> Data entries

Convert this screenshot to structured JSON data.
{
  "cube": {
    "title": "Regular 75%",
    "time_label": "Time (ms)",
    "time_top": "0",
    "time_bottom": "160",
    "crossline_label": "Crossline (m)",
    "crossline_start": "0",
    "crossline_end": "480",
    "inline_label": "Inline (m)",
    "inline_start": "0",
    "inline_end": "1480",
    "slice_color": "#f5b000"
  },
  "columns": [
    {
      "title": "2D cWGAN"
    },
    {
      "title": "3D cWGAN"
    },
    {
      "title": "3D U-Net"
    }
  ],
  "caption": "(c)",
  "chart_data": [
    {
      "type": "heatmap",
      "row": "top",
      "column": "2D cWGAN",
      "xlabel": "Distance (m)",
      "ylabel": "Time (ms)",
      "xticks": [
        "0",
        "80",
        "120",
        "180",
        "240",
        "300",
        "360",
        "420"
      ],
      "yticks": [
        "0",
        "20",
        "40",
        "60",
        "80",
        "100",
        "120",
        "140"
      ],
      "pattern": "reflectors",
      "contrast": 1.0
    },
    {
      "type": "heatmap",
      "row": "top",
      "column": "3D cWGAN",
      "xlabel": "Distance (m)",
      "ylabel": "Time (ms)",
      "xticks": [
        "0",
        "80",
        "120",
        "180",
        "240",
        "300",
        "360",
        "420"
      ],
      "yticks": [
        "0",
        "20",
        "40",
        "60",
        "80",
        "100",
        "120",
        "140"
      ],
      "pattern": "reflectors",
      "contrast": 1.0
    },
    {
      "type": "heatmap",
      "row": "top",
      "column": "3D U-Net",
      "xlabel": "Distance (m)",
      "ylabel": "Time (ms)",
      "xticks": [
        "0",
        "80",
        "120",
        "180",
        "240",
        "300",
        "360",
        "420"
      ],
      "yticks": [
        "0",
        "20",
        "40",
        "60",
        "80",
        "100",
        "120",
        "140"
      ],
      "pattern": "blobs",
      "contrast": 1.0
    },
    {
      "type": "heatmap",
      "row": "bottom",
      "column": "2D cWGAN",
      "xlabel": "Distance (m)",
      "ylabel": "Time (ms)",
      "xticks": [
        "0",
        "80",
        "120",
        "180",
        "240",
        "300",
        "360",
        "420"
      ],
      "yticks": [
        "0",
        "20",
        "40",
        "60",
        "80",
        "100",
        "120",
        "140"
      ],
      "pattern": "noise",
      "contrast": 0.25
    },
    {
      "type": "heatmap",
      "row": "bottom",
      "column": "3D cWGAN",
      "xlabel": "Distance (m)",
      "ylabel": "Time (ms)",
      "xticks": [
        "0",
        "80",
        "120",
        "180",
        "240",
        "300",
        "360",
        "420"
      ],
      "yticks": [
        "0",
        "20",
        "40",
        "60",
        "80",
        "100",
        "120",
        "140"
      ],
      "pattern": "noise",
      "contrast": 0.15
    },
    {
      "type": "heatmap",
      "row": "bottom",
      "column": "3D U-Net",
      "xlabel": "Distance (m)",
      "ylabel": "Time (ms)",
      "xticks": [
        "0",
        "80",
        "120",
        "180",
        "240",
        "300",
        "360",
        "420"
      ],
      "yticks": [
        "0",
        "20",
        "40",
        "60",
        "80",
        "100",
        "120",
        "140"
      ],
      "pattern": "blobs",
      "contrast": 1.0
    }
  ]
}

> Exercise directions
Repeat all the records. Match each line exactly.

> Result of the task
Convert this screenshot to structured JSON data.
{
  "cube": {
    "title": "Regular 75%",
    "time_label": "Time (ms)",
    "time_top": "0",
    "time_bottom": "160",
    "crossline_label": "Crossline (m)",
    "crossline_start": "0",
    "crossline_end": "480",
    "inline_label": "Inline (m)",
    "inline_start": "0",
    "inline_end": "1480",
    "slice_color": "#f5b000"
  },
  "columns": [
    {
      "title": "2D cWGAN"
    },
    {
      "title": "3D cWGAN"
    },
    {
      "title": "3D U-Net"
    }
  ],
  "caption": "(c)",
  "chart_data": [
    {
      "type": "heatmap",
      "row": "top",
      "column": "2D cWGAN",
      "xlabel": "Distance (m)",
      "ylabel": "Time (ms)",
      "xticks": [
        "0",
        "80",
        "120",
        "180",
        "240",
        "300",
        "360",
        "420"
      ],
      "yticks": [
        "0",
        "20",
        "40",
        "60",
        "80",
        "100",
        "120",
        "140"
      ],
      "pattern": "reflectors",
      "contrast": 1.0
    },
    {
      "type": "heatmap",
      "row": "top",
      "column": "3D cWGAN",
      "xlabel": "Distance (m)",
      "ylabel": "Time (ms)",
      "xticks": [
        "0",
        "80",
        "120",
        "180",
        "240",
        "300",
        "360",
        "420"
      ],
      "yticks": [
        "0",
        "20",
        "40",
        "60",
        "80",
        "100",
        "120",
        "140"
      ],
      "pattern": "reflectors",
      "contrast": 1.0
    },
    {
      "type": "heatmap",
      "row": "top",
      "column": "3D U-Net",
      "xlabel": "Distance (m)",
      "ylabel": "Time (ms)",
      "xticks": [
        "0",
        "80",
        "120",
        "180",
        "240",
        "300",
        "360",
        "420"
      ],
      "yticks": [
        "0",
        "20",
        "40",
        "60",
        "80",
        "100",
        "120",
        "140"
      ],
      "pattern": "blobs",
      "contrast": 1.0
    },
    {
      "type": "heatmap",
      "row": "bottom",
      "column": "2D cWGAN",
      "xlabel": "Distance (m)",
      "ylabel": "Time (ms)",
      "xticks": [
        "0",
        "80",
        "120",
        "180",
        "240",
        "300",
        "360",
        "420"
      ],
      "yticks": [
        "0",
        "20",
        "40",
        "60",
        "80",
        "100",
        "120",
        "140"
      ],
      "pattern": "noise",
      "contrast": 0.25
    },
    {
      "type": "heatmap",
      "row": "bottom",
      "column": "3D cWGAN",
      "xlabel": "Distance (m)",
      "ylabel": "Time (ms)",
      "xticks": [
        "0",
        "80",
        "120",
        "180",
        "240",
        "300",
        "360",
        "420"
      ],
      "yticks": [
        "0",
        "20",
        "40",
        "60",
        "80",
        "100",
        "120",
        "140"
      ],
      "pattern": "noise",
      "contrast": 0.15
    },
    {
      "type": "heatmap",
      "row": "bottom",
      "column": "3D U-Net",
      "xlabel": "Distance (m)",
      "ylabel": "Time (ms)",
      "xticks": [
        "0",
        "80",
        "120",
        "180",
        "240",
        "300",
        "360",
        "420"
      ],
      "yticks": [
        "0",
        "20",
        "40",
        "60",
        "80",
        "100",
        "120",
        "140"
      ],
      "pattern": "blobs",
      "contrast": 1.0
    }
  ]
}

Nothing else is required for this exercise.